Tally the lines holding the string "лікування" and reply with that number alone.

*-*-*

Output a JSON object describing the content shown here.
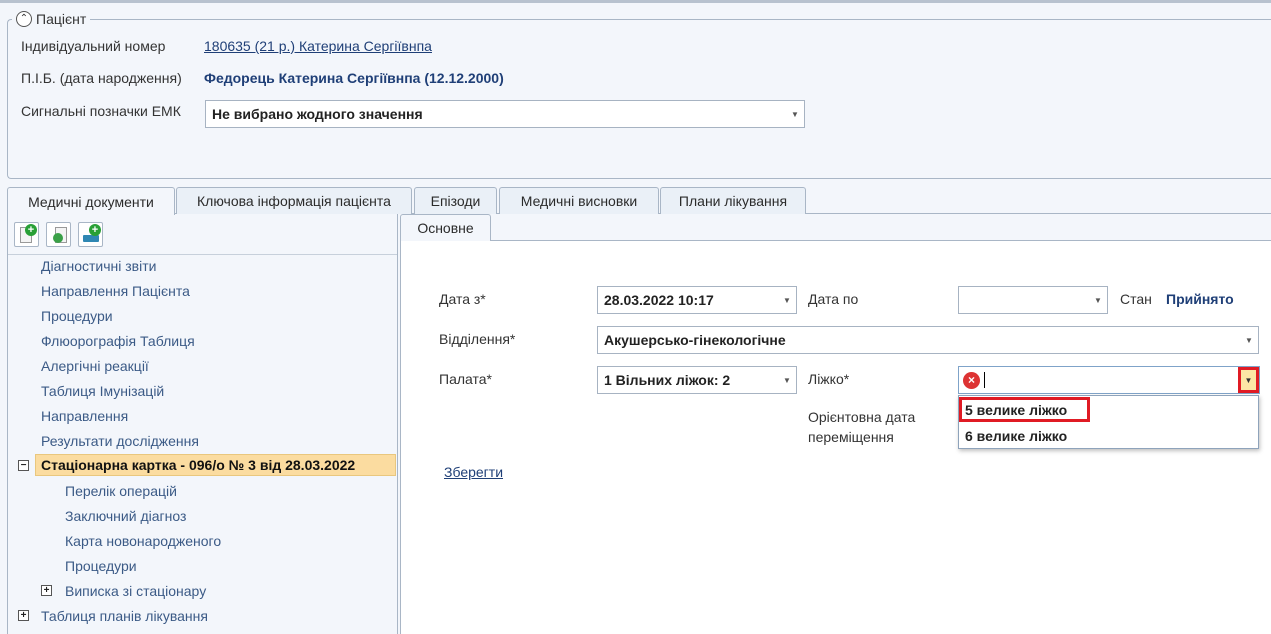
{
  "patient": {
    "legend": "Пацієнт",
    "id_label": "Індивідуальний номер",
    "id_value": "180635 (21 р.) Катерина Сергіївнпа",
    "name_label": "П.І.Б. (дата народження)",
    "name_value": "Федорець Катерина Сергіївнпа (12.12.2000)",
    "signals_label": "Сигнальні позначки ЕМК",
    "signals_value": "Не вибрано жодного значення"
  },
  "main_tabs": [
    {
      "label": "Медичні документи",
      "active": true
    },
    {
      "label": "Ключова інформація пацієнта"
    },
    {
      "label": "Епізоди"
    },
    {
      "label": "Медичні висновки"
    },
    {
      "label": "Плани лікування"
    }
  ],
  "tree": {
    "items": [
      "Діагностичні звіти",
      "Направлення Пацієнта",
      "Процедури",
      "Флюорографія Таблиця",
      "Алергічні реакції",
      "Таблиця Імунізацій",
      "Направлення",
      "Результати дослідження"
    ],
    "selected": "Стаціонарна картка - 096/о № 3 від 28.03.2022",
    "children": [
      "Перелік операцій",
      "Заключний діагноз",
      "Карта новонародженого",
      "Процедури",
      "Виписка зі стаціонару"
    ],
    "last": "Таблиця планів лікування",
    "toggle_minus": "−",
    "toggle_plus": "+"
  },
  "form": {
    "tab": "Основне",
    "date_from_label": "Дата з*",
    "date_from_value": "28.03.2022 10:17",
    "date_to_label": "Дата по",
    "date_to_value": "",
    "status_label": "Стан",
    "status_value": "Прийнято",
    "department_label": "Відділення*",
    "department_value": "Акушерсько-гінекологічне",
    "ward_label": "Палата*",
    "ward_value": "1 Вільних ліжок: 2",
    "bed_label": "Ліжко*",
    "bed_value": "",
    "bed_options": [
      "5 велике ліжко",
      "6 велике ліжко"
    ],
    "move_date_label_1": "Орієнтовна дата",
    "move_date_label_2": "переміщення",
    "save_label": "Зберегти"
  },
  "icons": {
    "arrow": "▼",
    "collapse": "⌃",
    "error": "×",
    "plus": "+"
  },
  "colors": {
    "selected_bg": "#fbdca0",
    "link": "#1f3f77",
    "error": "#d33333",
    "highlight_border": "#e01b24"
  }
}
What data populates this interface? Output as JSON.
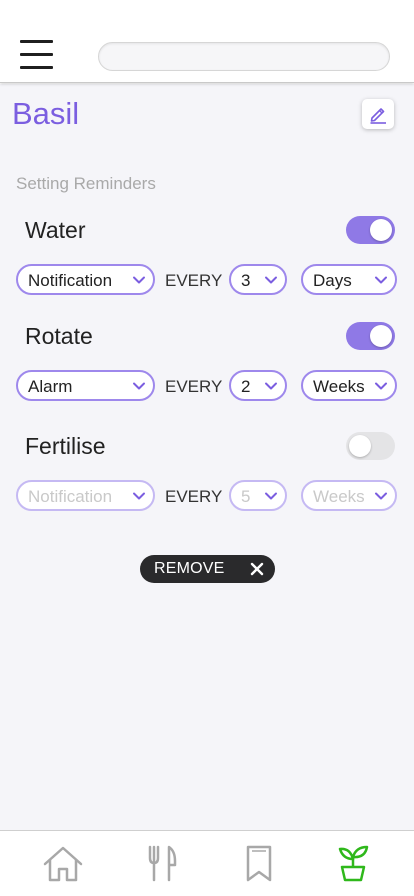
{
  "header": {
    "search": {
      "value": "",
      "placeholder": ""
    }
  },
  "plant": {
    "name": "Basil"
  },
  "section_label": "Setting Reminders",
  "every_label": "EVERY",
  "reminders": [
    {
      "name": "Water",
      "enabled": true,
      "type": "Notification",
      "interval": "3",
      "unit": "Days"
    },
    {
      "name": "Rotate",
      "enabled": true,
      "type": "Alarm",
      "interval": "2",
      "unit": "Weeks"
    },
    {
      "name": "Fertilise",
      "enabled": false,
      "type": "Notification",
      "interval": "5",
      "unit": "Weeks"
    }
  ],
  "remove_label": "REMOVE",
  "colors": {
    "accent": "#7b5ee0",
    "toggle_on": "#8f79e6",
    "select_border": "#9e88ec",
    "active_nav": "#2fb81b",
    "inactive_nav": "#a8a8a8"
  },
  "nav": [
    {
      "icon": "home-icon",
      "active": false
    },
    {
      "icon": "fork-knife-icon",
      "active": false
    },
    {
      "icon": "bookmark-icon",
      "active": false
    },
    {
      "icon": "plant-icon",
      "active": true
    }
  ]
}
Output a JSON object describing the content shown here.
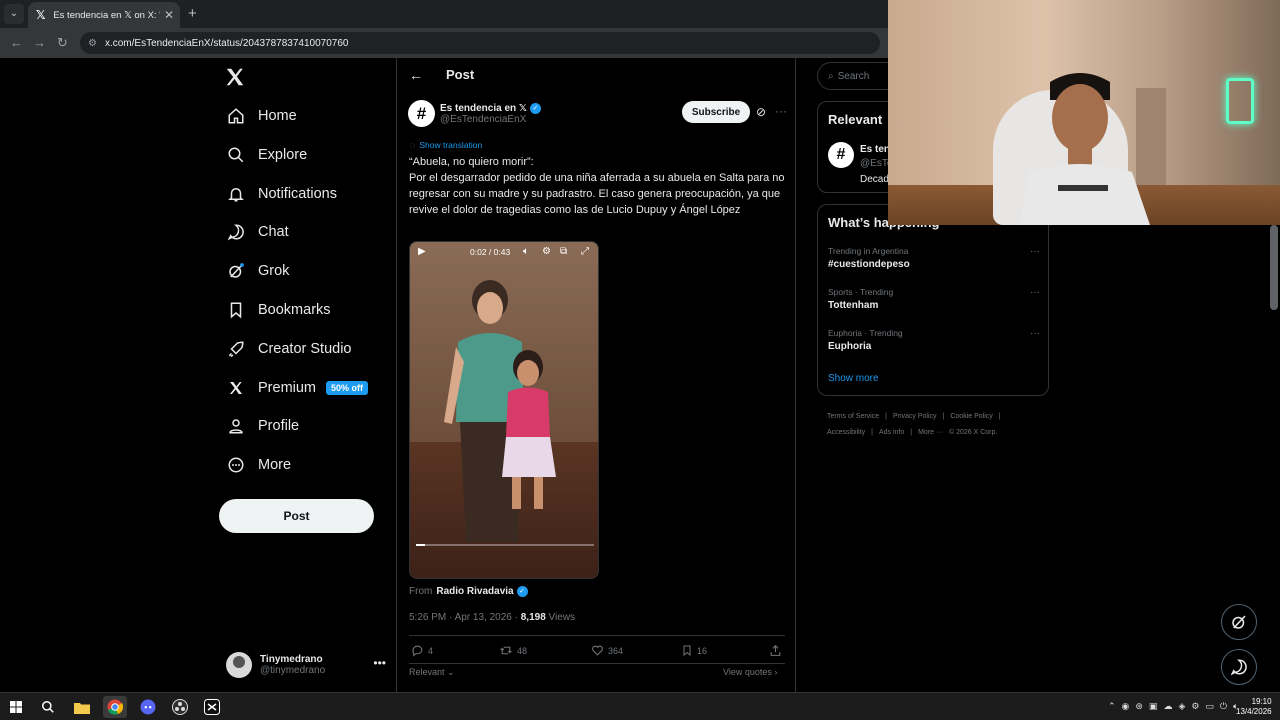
{
  "browser": {
    "tab_title": "Es tendencia en 𝕏 on X: \"\"Abuela",
    "url": "x.com/EsTendenciaEnX/status/2043787837410070760"
  },
  "nav": {
    "items": [
      {
        "label": "Home"
      },
      {
        "label": "Explore"
      },
      {
        "label": "Notifications"
      },
      {
        "label": "Chat"
      },
      {
        "label": "Grok"
      },
      {
        "label": "Bookmarks"
      },
      {
        "label": "Creator Studio"
      },
      {
        "label": "Premium",
        "badge": "50% off"
      },
      {
        "label": "Profile"
      },
      {
        "label": "More"
      }
    ],
    "post_button": "Post",
    "account": {
      "name": "Tinymedrano",
      "handle": "@tinymedrano"
    }
  },
  "main": {
    "header_title": "Post",
    "author": {
      "name": "Es tendencia en 𝕏",
      "handle": "@EsTendenciaEnX",
      "avatar_glyph": "#"
    },
    "subscribe": "Subscribe",
    "show_translation": "Show translation",
    "text_line1": "“Abuela, no quiero morir”:",
    "text_body": "Por el desgarrador pedido de una niña aferrada a su abuela en Salta para no regresar con su madre y su padrastro. El caso genera preocupación, ya que revive el dolor de tragedias como las de Lucio Dupuy y Ángel López",
    "video": {
      "time": "0:02 / 0:43",
      "progress": 0.05
    },
    "from_label": "From",
    "source": "Radio Rivadavia",
    "meta_time": "5:26 PM · Apr 13, 2026 · ",
    "views_count": "8,198",
    "views_label": " Views",
    "stats": {
      "replies": "4",
      "reposts": "48",
      "likes": "364",
      "bookmarks": "16"
    },
    "relevant_label": "Relevant",
    "view_quotes": "View quotes"
  },
  "right": {
    "search_placeholder": "Search",
    "relevant_header": "Relevant",
    "relevant_name": "Es ten",
    "relevant_handle": "@EsTe",
    "relevant_desc": "Decad",
    "happening_header": "What’s happening",
    "trends": [
      {
        "context": "Trending in Argentina",
        "name": "#cuestiondepeso"
      },
      {
        "context": "Sports · Trending",
        "name": "Tottenham"
      },
      {
        "context": "Euphoria · Trending",
        "name": "Euphoria"
      }
    ],
    "show_more": "Show more",
    "footer": [
      "Terms of Service",
      "|",
      "Privacy Policy",
      "|",
      "Cookie Policy",
      "|",
      "Accessibility",
      "|",
      "Ads info",
      "|",
      "More ···",
      "© 2026 X Corp."
    ]
  },
  "taskbar": {
    "time": "19:10",
    "date": "13/4/2026"
  }
}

*-*-*

Result for this task: 2